======== Data section ========
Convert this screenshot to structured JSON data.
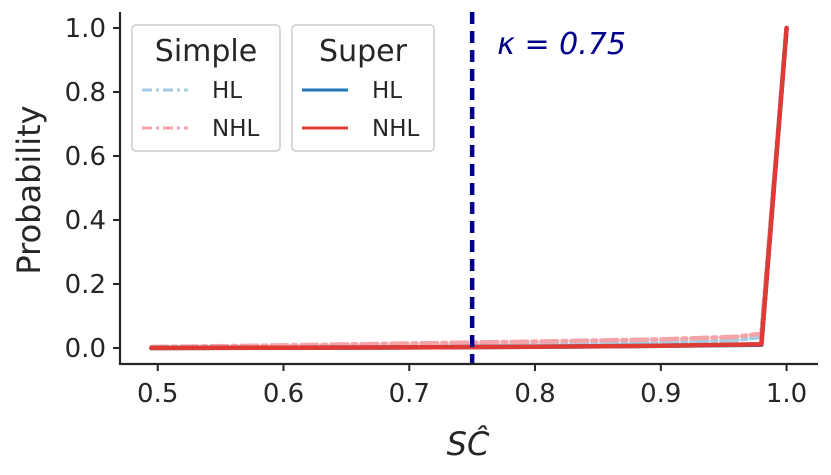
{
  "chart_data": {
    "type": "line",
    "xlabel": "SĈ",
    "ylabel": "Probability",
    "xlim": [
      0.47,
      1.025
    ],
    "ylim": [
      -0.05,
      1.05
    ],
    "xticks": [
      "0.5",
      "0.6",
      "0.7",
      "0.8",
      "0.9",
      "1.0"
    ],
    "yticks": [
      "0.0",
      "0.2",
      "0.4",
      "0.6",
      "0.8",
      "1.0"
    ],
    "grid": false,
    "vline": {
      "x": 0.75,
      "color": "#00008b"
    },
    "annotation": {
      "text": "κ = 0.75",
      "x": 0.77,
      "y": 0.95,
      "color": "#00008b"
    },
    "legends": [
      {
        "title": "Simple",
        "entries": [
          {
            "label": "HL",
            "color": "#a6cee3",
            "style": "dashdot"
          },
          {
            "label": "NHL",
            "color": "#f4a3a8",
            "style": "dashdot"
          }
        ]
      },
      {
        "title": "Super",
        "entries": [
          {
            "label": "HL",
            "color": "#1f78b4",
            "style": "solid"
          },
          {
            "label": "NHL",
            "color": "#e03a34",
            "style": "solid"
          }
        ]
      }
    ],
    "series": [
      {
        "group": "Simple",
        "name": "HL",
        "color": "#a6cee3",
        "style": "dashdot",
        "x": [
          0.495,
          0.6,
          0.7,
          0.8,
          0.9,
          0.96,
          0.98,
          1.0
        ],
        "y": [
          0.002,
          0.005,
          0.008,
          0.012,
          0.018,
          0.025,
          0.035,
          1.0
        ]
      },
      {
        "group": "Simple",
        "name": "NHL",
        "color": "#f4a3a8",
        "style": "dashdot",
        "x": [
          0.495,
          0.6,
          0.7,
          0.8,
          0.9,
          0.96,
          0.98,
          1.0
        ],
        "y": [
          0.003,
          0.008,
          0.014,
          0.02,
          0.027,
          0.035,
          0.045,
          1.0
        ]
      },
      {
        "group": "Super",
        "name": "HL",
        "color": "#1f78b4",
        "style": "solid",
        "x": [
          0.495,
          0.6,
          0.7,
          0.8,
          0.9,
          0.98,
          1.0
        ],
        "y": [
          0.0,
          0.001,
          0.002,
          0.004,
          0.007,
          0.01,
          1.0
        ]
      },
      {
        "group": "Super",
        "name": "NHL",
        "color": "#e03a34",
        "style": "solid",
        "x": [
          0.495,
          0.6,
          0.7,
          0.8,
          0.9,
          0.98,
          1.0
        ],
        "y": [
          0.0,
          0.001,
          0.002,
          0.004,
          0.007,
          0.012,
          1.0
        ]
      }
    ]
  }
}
========
======== Data section ========
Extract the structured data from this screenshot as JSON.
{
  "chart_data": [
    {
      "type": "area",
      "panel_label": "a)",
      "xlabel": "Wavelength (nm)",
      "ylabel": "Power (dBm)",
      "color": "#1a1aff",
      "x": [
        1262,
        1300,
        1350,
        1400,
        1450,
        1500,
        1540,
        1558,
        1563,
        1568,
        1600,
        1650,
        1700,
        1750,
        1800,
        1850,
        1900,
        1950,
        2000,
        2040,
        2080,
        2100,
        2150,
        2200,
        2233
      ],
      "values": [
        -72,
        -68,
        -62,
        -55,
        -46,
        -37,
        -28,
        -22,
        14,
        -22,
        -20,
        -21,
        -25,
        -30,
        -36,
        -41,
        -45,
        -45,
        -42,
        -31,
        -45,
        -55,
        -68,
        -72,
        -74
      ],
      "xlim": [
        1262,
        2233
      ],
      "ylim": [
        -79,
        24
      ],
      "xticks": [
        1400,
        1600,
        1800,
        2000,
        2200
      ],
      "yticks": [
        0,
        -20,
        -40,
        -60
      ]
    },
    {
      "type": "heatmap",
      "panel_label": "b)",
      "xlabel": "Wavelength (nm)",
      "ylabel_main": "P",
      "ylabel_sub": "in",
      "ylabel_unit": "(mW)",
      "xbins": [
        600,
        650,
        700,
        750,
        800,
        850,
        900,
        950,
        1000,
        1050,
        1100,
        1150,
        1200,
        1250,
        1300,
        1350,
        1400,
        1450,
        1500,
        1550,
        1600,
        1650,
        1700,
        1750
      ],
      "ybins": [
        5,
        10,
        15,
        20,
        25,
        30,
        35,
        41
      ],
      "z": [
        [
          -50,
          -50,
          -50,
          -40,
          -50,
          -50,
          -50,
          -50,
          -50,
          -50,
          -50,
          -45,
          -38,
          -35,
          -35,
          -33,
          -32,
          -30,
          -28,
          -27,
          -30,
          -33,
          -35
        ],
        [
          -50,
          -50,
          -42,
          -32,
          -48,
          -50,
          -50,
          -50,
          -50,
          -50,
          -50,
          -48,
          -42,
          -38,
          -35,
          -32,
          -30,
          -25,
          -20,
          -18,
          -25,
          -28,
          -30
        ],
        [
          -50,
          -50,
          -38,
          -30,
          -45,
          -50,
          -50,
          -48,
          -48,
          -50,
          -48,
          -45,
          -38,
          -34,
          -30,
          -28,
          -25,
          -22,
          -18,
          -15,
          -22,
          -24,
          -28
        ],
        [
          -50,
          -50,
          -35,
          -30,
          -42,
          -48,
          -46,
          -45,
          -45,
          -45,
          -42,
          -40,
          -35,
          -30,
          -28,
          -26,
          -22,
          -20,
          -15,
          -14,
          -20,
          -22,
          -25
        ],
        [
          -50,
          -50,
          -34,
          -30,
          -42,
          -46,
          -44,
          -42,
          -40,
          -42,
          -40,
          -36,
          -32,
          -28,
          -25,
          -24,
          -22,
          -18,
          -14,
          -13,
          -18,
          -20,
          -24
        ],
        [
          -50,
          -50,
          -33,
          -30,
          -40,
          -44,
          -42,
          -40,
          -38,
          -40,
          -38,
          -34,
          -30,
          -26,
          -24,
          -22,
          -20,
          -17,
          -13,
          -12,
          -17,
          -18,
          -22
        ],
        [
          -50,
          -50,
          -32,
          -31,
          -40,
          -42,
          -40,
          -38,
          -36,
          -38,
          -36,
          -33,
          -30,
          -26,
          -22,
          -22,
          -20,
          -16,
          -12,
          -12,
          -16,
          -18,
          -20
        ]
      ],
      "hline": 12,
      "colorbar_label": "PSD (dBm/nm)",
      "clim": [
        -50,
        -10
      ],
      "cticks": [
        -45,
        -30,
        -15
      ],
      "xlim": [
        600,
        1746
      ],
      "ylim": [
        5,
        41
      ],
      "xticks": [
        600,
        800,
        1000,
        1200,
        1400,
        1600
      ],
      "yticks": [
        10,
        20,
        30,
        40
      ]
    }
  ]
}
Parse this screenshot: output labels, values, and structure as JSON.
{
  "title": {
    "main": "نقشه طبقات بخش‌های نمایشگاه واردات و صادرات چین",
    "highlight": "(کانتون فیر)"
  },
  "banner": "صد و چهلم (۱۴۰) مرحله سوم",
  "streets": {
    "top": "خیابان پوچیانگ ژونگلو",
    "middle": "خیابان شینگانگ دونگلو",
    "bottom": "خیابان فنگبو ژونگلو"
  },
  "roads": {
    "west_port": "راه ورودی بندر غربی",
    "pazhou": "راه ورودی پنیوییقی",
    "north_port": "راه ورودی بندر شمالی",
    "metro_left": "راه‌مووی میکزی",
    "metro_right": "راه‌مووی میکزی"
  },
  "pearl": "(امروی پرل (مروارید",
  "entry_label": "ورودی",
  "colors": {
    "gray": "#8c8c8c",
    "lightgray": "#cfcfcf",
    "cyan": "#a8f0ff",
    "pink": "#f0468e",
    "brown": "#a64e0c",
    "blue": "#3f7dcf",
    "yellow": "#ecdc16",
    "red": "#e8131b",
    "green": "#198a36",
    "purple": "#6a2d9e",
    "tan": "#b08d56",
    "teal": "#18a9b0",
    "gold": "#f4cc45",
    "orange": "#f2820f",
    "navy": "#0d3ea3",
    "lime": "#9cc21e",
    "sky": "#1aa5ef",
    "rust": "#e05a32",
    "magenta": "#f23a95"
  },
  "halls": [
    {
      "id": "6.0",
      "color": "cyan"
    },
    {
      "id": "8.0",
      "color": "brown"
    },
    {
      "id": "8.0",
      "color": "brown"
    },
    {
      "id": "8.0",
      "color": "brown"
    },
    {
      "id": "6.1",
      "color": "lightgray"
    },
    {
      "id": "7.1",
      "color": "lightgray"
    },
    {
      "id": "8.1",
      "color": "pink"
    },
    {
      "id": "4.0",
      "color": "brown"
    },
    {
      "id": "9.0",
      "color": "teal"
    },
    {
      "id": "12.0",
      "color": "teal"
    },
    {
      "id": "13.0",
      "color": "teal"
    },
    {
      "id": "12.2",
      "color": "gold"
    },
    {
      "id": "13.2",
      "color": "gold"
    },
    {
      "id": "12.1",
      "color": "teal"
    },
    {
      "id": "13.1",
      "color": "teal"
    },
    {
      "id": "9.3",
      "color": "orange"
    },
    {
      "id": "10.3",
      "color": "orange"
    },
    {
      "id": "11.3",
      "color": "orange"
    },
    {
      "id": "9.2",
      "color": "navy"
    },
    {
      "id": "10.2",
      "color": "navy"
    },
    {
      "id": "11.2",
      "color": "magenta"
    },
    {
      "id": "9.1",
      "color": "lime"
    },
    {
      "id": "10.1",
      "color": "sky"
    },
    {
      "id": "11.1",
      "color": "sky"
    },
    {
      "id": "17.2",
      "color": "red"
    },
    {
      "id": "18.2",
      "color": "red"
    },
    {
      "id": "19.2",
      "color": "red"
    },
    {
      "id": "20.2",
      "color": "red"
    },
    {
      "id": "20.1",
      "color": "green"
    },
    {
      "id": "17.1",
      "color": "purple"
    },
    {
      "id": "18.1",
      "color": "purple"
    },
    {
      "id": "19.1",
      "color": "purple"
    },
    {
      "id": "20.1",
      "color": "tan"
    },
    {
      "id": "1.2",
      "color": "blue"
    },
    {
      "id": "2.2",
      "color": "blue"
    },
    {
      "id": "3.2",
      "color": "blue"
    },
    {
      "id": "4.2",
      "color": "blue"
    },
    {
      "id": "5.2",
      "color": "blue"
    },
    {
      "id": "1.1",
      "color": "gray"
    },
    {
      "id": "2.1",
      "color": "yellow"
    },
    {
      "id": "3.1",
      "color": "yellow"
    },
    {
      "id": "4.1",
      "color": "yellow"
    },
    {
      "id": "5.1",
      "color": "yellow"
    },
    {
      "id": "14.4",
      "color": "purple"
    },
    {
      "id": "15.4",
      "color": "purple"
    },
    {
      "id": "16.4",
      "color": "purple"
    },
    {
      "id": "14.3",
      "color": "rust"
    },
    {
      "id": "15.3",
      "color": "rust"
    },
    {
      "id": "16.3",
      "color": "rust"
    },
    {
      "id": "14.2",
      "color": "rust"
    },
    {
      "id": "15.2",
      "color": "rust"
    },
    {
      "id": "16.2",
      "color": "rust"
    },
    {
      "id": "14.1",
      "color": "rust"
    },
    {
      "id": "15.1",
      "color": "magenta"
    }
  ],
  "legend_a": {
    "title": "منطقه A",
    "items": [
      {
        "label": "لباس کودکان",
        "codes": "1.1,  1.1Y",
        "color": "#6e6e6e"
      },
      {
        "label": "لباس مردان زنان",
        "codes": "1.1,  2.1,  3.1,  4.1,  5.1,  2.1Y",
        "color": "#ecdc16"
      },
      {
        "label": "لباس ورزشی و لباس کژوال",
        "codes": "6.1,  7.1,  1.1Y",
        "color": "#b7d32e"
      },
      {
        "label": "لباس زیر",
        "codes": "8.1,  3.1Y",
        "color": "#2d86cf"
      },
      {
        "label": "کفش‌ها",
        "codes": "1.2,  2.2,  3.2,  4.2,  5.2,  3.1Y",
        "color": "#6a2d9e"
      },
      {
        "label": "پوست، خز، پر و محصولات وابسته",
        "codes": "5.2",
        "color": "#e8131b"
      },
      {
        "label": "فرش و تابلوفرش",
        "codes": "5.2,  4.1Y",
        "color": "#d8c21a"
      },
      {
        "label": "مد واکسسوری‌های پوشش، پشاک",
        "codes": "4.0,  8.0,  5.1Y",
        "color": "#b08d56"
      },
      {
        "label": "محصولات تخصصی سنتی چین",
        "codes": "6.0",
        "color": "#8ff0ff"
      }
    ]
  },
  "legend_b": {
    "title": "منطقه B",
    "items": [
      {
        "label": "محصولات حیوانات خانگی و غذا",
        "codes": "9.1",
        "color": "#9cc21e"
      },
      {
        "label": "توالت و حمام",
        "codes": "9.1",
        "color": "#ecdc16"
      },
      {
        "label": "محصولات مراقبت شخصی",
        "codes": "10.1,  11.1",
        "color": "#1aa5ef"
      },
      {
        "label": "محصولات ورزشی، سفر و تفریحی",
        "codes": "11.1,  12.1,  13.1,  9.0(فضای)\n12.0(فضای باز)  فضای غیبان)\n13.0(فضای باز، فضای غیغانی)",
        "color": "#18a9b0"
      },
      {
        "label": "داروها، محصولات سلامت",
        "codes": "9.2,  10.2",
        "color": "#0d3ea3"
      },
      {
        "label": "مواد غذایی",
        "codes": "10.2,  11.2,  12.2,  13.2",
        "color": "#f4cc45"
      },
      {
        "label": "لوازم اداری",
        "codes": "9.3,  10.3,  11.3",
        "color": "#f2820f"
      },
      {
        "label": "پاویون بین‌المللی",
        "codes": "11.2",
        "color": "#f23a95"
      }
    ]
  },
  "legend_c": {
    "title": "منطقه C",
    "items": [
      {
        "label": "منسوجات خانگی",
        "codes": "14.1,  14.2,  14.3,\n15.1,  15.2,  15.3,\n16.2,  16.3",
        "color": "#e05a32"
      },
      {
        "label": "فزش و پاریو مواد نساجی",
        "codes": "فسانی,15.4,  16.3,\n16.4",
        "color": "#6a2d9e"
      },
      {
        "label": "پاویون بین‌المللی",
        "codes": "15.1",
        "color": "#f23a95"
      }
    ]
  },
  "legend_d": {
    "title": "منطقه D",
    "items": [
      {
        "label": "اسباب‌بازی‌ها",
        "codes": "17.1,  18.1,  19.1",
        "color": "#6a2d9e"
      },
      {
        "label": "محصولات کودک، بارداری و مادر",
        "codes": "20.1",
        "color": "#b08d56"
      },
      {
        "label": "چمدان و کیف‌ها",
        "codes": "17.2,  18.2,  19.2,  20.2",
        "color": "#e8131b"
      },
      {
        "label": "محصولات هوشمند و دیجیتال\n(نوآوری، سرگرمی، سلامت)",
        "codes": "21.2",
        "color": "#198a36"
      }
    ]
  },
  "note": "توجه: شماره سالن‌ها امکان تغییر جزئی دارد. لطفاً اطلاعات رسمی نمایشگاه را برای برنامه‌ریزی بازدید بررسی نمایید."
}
========
_Written task_
Return each line of the listing that holds the string "مووی".

_Full response_
    "metro_left": "راه‌مووی میکزی",
    "metro_right": "راه‌مووی میکزی"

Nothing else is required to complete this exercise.